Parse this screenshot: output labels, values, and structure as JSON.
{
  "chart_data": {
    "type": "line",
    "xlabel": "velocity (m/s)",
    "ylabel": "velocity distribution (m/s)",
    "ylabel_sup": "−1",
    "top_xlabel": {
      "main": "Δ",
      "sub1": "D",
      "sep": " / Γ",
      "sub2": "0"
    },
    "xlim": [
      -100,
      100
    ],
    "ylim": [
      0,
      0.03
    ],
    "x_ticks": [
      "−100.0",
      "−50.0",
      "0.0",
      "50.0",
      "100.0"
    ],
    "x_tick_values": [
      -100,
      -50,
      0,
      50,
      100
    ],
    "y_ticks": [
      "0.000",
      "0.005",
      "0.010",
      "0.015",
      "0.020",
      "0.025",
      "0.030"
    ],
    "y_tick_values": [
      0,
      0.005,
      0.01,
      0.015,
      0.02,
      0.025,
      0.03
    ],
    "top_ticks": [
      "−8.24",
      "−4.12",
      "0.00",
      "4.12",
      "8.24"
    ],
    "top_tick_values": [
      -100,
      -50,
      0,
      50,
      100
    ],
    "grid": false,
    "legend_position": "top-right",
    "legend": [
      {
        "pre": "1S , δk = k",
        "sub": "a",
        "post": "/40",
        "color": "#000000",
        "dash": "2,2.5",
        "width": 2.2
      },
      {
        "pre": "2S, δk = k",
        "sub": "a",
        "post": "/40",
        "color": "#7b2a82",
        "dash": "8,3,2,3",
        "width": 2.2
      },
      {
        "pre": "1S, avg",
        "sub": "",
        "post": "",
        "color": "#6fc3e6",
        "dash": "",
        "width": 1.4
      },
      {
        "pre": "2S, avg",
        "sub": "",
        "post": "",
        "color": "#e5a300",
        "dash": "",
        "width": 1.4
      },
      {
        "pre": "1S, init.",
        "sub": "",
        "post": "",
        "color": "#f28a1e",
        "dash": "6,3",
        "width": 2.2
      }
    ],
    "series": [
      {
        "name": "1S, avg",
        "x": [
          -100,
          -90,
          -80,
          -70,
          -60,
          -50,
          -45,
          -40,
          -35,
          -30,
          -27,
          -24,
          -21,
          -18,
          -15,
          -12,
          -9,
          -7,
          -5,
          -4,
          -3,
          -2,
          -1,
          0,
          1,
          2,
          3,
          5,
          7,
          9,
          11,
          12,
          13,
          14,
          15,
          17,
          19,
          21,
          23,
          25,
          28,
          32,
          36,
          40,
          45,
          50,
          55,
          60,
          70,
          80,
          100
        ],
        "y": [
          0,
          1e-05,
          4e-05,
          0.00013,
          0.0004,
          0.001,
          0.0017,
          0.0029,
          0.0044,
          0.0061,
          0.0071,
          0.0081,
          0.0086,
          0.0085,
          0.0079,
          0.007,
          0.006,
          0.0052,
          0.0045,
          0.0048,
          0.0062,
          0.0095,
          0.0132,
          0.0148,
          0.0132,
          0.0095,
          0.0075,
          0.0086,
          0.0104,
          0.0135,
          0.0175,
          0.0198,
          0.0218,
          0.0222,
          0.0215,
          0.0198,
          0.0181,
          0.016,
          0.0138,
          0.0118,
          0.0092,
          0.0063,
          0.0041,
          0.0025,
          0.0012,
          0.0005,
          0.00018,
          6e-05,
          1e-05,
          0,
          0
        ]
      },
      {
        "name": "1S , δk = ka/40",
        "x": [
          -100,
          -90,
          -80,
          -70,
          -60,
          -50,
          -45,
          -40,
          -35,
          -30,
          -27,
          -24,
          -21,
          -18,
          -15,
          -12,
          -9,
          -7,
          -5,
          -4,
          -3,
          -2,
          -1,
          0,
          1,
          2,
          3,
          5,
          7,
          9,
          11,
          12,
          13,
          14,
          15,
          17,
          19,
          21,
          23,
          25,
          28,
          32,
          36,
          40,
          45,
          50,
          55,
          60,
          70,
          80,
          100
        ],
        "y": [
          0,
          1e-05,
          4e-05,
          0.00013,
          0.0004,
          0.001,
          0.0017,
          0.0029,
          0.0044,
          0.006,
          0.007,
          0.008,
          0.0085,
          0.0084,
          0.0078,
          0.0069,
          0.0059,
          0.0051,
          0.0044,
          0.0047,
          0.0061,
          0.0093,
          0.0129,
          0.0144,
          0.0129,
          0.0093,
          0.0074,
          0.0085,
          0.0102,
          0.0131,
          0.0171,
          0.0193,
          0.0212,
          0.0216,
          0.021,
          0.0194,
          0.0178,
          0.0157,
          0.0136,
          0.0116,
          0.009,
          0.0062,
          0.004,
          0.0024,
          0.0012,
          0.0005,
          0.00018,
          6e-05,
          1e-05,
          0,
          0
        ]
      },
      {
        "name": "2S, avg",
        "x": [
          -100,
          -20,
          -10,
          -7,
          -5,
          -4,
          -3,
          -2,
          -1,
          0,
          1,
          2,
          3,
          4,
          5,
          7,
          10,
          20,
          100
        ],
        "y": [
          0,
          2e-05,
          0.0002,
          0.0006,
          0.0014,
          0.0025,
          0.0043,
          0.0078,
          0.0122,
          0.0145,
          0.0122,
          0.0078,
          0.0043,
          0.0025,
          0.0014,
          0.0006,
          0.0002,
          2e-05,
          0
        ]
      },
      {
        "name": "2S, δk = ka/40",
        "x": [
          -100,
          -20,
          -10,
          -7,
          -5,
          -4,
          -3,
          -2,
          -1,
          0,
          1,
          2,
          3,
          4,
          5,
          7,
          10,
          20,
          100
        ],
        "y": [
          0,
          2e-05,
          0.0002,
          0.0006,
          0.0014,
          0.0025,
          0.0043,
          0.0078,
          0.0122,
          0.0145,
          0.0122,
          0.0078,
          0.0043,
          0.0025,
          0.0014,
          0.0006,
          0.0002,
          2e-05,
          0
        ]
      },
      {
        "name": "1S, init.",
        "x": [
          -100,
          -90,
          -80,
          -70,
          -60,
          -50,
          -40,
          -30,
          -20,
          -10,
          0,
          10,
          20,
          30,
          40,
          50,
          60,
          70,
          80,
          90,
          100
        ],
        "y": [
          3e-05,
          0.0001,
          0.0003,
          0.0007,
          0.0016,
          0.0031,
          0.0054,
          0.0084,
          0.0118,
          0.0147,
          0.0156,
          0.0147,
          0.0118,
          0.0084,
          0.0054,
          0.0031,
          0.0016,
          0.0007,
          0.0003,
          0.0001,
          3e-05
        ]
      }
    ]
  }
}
☆ ☆ ☆ ☆ ☆ ☆ ☆
§ Work to do:
Each record must be returned exactly as it is written.

§ Response for this exercise:
Parse this screenshot: output labels, values, and structure as JSON.
{
  "chart_data": {
    "type": "line",
    "xlabel": "velocity (m/s)",
    "ylabel": "velocity distribution (m/s)",
    "ylabel_sup": "−1",
    "top_xlabel": {
      "main": "Δ",
      "sub1": "D",
      "sep": " / Γ",
      "sub2": "0"
    },
    "xlim": [
      -100,
      100
    ],
    "ylim": [
      0,
      0.03
    ],
    "x_ticks": [
      "−100.0",
      "−50.0",
      "0.0",
      "50.0",
      "100.0"
    ],
    "x_tick_values": [
      -100,
      -50,
      0,
      50,
      100
    ],
    "y_ticks": [
      "0.000",
      "0.005",
      "0.010",
      "0.015",
      "0.020",
      "0.025",
      "0.030"
    ],
    "y_tick_values": [
      0,
      0.005,
      0.01,
      0.015,
      0.02,
      0.025,
      0.03
    ],
    "top_ticks": [
      "−8.24",
      "−4.12",
      "0.00",
      "4.12",
      "8.24"
    ],
    "top_tick_values": [
      -100,
      -50,
      0,
      50,
      100
    ],
    "grid": false,
    "legend_position": "top-right",
    "legend": [
      {
        "pre": "1S , δk = k",
        "sub": "a",
        "post": "/40",
        "color": "#000000",
        "dash": "2,2.5",
        "width": 2.2
      },
      {
        "pre": "2S, δk = k",
        "sub": "a",
        "post": "/40",
        "color": "#7b2a82",
        "dash": "8,3,2,3",
        "width": 2.2
      },
      {
        "pre": "1S, avg",
        "sub": "",
        "post": "",
        "color": "#6fc3e6",
        "dash": "",
        "width": 1.4
      },
      {
        "pre": "2S, avg",
        "sub": "",
        "post": "",
        "color": "#e5a300",
        "dash": "",
        "width": 1.4
      },
      {
        "pre": "1S, init.",
        "sub": "",
        "post": "",
        "color": "#f28a1e",
        "dash": "6,3",
        "width": 2.2
      }
    ],
    "series": [
      {
        "name": "1S, avg",
        "x": [
          -100,
          -90,
          -80,
          -70,
          -60,
          -50,
          -45,
          -40,
          -35,
          -30,
          -27,
          -24,
          -21,
          -18,
          -15,
          -12,
          -9,
          -7,
          -5,
          -4,
          -3,
          -2,
          -1,
          0,
          1,
          2,
          3,
          5,
          7,
          9,
          11,
          12,
          13,
          14,
          15,
          17,
          19,
          21,
          23,
          25,
          28,
          32,
          36,
          40,
          45,
          50,
          55,
          60,
          70,
          80,
          100
        ],
        "y": [
          0,
          1e-05,
          4e-05,
          0.00013,
          0.0004,
          0.001,
          0.0017,
          0.0029,
          0.0044,
          0.0061,
          0.0071,
          0.0081,
          0.0086,
          0.0085,
          0.0079,
          0.007,
          0.006,
          0.0052,
          0.0045,
          0.0048,
          0.0062,
          0.0095,
          0.0132,
          0.0148,
          0.0132,
          0.0095,
          0.0075,
          0.0086,
          0.0104,
          0.0135,
          0.0175,
          0.0198,
          0.0218,
          0.0222,
          0.0215,
          0.0198,
          0.0181,
          0.016,
          0.0138,
          0.0118,
          0.0092,
          0.0063,
          0.0041,
          0.0025,
          0.0012,
          0.0005,
          0.00018,
          6e-05,
          1e-05,
          0,
          0
        ]
      },
      {
        "name": "1S , δk = ka/40",
        "x": [
          -100,
          -90,
          -80,
          -70,
          -60,
          -50,
          -45,
          -40,
          -35,
          -30,
          -27,
          -24,
          -21,
          -18,
          -15,
          -12,
          -9,
          -7,
          -5,
          -4,
          -3,
          -2,
          -1,
          0,
          1,
          2,
          3,
          5,
          7,
          9,
          11,
          12,
          13,
          14,
          15,
          17,
          19,
          21,
          23,
          25,
          28,
          32,
          36,
          40,
          45,
          50,
          55,
          60,
          70,
          80,
          100
        ],
        "y": [
          0,
          1e-05,
          4e-05,
          0.00013,
          0.0004,
          0.001,
          0.0017,
          0.0029,
          0.0044,
          0.006,
          0.007,
          0.008,
          0.0085,
          0.0084,
          0.0078,
          0.0069,
          0.0059,
          0.0051,
          0.0044,
          0.0047,
          0.0061,
          0.0093,
          0.0129,
          0.0144,
          0.0129,
          0.0093,
          0.0074,
          0.0085,
          0.0102,
          0.0131,
          0.0171,
          0.0193,
          0.0212,
          0.0216,
          0.021,
          0.0194,
          0.0178,
          0.0157,
          0.0136,
          0.0116,
          0.009,
          0.0062,
          0.004,
          0.0024,
          0.0012,
          0.0005,
          0.00018,
          6e-05,
          1e-05,
          0,
          0
        ]
      },
      {
        "name": "2S, avg",
        "x": [
          -100,
          -20,
          -10,
          -7,
          -5,
          -4,
          -3,
          -2,
          -1,
          0,
          1,
          2,
          3,
          4,
          5,
          7,
          10,
          20,
          100
        ],
        "y": [
          0,
          2e-05,
          0.0002,
          0.0006,
          0.0014,
          0.0025,
          0.0043,
          0.0078,
          0.0122,
          0.0145,
          0.0122,
          0.0078,
          0.0043,
          0.0025,
          0.0014,
          0.0006,
          0.0002,
          2e-05,
          0
        ]
      },
      {
        "name": "2S, δk = ka/40",
        "x": [
          -100,
          -20,
          -10,
          -7,
          -5,
          -4,
          -3,
          -2,
          -1,
          0,
          1,
          2,
          3,
          4,
          5,
          7,
          10,
          20,
          100
        ],
        "y": [
          0,
          2e-05,
          0.0002,
          0.0006,
          0.0014,
          0.0025,
          0.0043,
          0.0078,
          0.0122,
          0.0145,
          0.0122,
          0.0078,
          0.0043,
          0.0025,
          0.0014,
          0.0006,
          0.0002,
          2e-05,
          0
        ]
      },
      {
        "name": "1S, init.",
        "x": [
          -100,
          -90,
          -80,
          -70,
          -60,
          -50,
          -40,
          -30,
          -20,
          -10,
          0,
          10,
          20,
          30,
          40,
          50,
          60,
          70,
          80,
          90,
          100
        ],
        "y": [
          3e-05,
          0.0001,
          0.0003,
          0.0007,
          0.0016,
          0.0031,
          0.0054,
          0.0084,
          0.0118,
          0.0147,
          0.0156,
          0.0147,
          0.0118,
          0.0084,
          0.0054,
          0.0031,
          0.0016,
          0.0007,
          0.0003,
          0.0001,
          3e-05
        ]
      }
    ]
  }
}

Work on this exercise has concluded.